**Work instructions**
Within the listing below, locate all lines containing the word "children". Copy each one.

(Saved entries)

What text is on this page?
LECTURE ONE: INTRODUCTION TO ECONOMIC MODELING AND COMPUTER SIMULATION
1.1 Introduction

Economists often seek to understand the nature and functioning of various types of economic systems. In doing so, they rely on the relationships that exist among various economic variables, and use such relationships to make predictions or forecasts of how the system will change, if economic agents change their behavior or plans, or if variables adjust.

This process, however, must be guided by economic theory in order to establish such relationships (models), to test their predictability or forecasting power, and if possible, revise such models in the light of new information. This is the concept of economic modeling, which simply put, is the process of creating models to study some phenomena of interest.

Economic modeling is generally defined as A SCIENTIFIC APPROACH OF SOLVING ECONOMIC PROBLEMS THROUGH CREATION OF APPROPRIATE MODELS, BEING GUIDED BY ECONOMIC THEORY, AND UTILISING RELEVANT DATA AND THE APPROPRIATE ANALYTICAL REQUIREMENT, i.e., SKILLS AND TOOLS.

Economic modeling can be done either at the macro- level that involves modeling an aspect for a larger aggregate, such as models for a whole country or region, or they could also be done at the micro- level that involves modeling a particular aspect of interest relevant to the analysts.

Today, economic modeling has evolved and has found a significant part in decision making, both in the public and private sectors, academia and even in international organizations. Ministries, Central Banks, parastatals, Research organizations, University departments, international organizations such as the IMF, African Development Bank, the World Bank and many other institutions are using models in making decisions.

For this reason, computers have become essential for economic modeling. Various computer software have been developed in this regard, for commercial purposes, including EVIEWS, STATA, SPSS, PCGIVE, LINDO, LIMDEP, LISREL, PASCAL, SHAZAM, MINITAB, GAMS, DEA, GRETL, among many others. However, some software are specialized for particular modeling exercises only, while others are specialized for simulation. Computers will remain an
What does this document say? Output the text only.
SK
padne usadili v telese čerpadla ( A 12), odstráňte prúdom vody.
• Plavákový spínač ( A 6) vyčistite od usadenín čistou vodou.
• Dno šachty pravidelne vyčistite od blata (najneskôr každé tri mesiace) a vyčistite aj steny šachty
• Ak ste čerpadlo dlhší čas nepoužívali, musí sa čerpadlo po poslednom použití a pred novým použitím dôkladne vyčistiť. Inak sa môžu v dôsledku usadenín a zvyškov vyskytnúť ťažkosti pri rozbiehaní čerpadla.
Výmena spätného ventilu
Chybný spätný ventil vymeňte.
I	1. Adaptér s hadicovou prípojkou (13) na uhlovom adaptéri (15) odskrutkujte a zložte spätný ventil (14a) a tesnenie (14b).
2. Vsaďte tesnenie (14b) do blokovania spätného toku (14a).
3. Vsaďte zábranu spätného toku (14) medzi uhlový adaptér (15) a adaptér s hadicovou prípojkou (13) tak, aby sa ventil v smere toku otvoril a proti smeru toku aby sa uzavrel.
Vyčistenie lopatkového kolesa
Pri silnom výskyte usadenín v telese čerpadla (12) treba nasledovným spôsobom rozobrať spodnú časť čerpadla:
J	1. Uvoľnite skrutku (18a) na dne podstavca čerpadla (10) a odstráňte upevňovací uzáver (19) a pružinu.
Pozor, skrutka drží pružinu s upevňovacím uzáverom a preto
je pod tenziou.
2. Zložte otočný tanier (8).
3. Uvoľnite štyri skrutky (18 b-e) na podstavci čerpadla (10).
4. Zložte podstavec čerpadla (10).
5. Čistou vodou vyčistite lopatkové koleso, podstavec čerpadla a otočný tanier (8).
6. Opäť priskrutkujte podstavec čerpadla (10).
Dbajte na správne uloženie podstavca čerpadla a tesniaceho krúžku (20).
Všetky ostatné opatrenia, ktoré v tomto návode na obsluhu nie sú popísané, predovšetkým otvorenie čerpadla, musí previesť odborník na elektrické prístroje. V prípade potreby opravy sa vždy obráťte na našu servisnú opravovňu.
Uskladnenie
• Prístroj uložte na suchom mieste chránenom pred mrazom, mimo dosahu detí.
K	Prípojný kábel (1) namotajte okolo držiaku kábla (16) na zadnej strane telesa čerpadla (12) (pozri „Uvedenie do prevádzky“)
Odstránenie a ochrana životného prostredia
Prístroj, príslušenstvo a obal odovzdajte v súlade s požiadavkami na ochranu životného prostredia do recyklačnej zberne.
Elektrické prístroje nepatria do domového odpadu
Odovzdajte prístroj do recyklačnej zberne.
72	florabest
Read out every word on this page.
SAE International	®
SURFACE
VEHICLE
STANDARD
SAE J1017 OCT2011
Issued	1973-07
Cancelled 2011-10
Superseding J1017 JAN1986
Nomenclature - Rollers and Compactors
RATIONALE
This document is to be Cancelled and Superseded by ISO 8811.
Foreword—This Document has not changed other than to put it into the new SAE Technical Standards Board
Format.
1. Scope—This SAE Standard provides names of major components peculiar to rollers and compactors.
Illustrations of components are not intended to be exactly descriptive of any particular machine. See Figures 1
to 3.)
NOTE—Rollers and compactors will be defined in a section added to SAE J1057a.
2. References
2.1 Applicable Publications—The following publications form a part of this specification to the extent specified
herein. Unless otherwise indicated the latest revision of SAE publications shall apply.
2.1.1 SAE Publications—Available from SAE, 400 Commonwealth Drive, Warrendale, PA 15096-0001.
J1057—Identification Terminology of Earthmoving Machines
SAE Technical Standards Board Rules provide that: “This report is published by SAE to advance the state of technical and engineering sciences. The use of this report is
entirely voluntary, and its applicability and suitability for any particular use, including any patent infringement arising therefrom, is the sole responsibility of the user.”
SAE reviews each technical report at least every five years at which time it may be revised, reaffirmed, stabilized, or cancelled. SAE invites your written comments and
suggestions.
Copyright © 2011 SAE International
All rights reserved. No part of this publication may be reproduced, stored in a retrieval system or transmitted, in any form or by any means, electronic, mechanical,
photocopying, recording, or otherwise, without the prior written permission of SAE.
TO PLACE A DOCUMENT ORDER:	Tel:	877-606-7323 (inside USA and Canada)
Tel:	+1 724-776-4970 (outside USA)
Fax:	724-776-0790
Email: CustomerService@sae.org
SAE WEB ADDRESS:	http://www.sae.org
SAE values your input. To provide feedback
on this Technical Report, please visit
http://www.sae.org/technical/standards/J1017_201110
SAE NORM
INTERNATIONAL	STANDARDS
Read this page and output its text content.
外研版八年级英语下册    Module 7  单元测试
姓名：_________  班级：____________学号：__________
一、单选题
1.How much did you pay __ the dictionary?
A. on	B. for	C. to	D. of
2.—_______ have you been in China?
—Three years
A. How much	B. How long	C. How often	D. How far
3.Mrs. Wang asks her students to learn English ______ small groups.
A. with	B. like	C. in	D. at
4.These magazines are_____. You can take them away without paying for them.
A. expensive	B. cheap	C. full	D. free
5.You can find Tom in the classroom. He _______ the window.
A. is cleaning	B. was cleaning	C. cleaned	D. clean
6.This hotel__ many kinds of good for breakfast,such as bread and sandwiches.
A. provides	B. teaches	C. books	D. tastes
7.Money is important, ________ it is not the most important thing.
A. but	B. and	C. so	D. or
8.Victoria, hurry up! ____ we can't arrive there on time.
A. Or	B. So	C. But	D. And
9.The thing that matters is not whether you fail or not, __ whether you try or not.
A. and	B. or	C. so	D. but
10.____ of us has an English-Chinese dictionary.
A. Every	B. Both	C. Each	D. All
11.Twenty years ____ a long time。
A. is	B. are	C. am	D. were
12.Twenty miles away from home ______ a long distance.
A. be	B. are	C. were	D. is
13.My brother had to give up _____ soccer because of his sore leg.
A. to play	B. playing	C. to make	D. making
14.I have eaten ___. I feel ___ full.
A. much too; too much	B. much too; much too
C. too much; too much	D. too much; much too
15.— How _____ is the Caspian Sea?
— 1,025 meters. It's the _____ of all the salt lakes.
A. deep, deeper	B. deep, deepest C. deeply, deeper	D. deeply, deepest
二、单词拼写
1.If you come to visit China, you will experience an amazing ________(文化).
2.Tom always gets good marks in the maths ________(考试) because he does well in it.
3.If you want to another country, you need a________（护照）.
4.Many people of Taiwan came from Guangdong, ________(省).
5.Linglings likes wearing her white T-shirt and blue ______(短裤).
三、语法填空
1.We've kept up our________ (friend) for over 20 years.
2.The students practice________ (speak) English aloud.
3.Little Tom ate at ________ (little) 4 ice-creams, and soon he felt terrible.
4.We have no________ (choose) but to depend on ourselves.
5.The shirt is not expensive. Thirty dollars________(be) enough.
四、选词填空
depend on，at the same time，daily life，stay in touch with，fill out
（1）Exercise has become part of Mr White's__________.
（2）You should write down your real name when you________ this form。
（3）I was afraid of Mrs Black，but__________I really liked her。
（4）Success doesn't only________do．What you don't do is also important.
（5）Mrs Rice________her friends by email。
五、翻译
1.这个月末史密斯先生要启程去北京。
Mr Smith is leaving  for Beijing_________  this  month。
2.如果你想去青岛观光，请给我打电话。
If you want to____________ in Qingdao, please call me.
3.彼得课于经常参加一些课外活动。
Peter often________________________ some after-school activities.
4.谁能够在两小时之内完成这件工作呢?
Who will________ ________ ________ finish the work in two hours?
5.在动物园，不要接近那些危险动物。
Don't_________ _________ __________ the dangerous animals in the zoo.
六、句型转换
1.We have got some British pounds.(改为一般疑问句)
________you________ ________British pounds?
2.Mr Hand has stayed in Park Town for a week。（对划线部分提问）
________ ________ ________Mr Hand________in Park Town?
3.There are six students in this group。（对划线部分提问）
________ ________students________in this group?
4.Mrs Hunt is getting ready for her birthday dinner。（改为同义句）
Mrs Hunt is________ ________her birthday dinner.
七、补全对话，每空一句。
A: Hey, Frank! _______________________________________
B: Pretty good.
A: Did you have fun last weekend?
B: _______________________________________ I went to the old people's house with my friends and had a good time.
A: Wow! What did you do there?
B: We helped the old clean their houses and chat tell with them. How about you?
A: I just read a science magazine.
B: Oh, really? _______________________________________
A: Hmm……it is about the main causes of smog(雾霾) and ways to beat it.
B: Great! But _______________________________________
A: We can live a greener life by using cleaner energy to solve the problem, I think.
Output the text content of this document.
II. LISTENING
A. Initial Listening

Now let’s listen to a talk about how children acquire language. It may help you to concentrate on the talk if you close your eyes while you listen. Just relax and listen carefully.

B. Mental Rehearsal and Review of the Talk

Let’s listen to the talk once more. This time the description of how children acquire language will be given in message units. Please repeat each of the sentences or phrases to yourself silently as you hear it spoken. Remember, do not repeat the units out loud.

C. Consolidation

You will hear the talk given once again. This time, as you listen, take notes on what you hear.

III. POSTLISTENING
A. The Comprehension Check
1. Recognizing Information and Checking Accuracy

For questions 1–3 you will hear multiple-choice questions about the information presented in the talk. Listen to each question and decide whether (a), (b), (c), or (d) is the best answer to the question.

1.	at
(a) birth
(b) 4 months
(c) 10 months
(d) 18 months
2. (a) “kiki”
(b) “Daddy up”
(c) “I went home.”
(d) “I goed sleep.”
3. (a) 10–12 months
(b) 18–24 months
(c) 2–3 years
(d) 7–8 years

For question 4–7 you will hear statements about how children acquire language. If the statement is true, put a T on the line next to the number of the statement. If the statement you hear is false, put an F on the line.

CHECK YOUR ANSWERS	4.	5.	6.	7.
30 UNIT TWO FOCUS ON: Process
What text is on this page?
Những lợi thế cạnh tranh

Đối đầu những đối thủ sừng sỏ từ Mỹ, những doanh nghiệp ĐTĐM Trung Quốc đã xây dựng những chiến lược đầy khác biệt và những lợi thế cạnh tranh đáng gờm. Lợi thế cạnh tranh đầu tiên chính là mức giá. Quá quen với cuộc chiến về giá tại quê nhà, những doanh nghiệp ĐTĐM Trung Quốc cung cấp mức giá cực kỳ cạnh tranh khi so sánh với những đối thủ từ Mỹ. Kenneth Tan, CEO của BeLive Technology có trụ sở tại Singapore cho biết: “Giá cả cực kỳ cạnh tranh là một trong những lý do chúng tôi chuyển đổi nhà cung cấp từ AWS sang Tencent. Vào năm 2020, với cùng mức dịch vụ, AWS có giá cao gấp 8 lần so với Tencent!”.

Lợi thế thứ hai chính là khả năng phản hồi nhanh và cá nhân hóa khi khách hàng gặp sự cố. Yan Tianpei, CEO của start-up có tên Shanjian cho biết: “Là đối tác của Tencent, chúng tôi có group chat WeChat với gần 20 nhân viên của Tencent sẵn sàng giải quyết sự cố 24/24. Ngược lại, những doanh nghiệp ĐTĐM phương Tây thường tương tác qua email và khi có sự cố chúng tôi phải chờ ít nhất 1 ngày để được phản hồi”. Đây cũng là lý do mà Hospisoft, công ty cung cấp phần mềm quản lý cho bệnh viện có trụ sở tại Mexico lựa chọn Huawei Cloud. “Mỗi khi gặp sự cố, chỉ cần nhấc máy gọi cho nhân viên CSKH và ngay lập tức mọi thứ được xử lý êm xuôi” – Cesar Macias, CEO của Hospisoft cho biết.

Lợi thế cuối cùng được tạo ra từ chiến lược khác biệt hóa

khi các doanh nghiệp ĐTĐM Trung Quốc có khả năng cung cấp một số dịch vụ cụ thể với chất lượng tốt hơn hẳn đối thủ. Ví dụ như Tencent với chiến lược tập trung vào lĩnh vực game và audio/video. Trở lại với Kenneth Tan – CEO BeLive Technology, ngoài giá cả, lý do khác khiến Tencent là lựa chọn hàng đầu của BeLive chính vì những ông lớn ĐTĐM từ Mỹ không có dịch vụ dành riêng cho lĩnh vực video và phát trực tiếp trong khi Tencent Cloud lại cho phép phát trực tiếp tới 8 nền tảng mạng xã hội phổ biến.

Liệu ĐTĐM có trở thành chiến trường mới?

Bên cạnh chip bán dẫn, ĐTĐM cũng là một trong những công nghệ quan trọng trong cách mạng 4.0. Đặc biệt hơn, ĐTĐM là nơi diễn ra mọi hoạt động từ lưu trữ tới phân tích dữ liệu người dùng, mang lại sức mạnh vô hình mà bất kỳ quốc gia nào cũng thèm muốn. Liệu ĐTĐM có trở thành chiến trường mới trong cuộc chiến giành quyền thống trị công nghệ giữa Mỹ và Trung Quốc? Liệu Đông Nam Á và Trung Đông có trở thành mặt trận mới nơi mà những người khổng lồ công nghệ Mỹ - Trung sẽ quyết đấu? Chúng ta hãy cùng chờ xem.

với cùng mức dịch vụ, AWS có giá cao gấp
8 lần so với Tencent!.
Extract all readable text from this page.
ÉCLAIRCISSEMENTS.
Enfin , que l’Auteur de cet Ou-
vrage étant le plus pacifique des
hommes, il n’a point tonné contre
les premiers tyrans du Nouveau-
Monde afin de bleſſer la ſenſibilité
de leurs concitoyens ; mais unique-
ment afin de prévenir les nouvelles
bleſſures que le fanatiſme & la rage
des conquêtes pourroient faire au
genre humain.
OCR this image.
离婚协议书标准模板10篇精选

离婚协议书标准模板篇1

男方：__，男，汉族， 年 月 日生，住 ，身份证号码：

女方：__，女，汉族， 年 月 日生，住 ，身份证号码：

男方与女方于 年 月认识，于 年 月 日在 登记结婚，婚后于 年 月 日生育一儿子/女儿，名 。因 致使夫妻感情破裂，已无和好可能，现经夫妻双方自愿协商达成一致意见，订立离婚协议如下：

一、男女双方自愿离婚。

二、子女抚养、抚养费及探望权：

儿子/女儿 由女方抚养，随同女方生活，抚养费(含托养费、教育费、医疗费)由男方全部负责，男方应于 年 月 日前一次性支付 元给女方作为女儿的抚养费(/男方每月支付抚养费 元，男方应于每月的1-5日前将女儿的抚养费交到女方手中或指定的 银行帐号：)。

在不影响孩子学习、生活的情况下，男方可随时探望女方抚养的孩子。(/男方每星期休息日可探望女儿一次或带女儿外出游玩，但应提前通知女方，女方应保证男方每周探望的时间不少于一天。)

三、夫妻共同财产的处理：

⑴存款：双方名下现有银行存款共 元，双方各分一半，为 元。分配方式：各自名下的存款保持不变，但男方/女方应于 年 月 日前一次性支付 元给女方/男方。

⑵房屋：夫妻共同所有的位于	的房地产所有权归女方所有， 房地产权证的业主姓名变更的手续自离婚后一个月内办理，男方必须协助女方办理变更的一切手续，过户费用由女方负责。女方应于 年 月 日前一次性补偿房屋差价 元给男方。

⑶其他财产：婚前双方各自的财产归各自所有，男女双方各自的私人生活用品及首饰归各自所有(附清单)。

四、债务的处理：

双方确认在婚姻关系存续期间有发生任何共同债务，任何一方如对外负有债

**Exercise output**
Now let’s listen to a talk about how children acquire language. It may help you to concentrate on the talk if you close your eyes while you listen. Just relax and listen carefully.
Let’s listen to the talk once more. This time the description of how children acquire language will be given in message units. Please repeat each of the sentences or phrases to yourself silently as you hear it spoken. Remember, do not repeat the units out loud.
For question 4–7 you will hear statements about how children acquire language. If the statement is true, put a T on the line next to the number of the statement. If the statement you hear is false, put an F on the line.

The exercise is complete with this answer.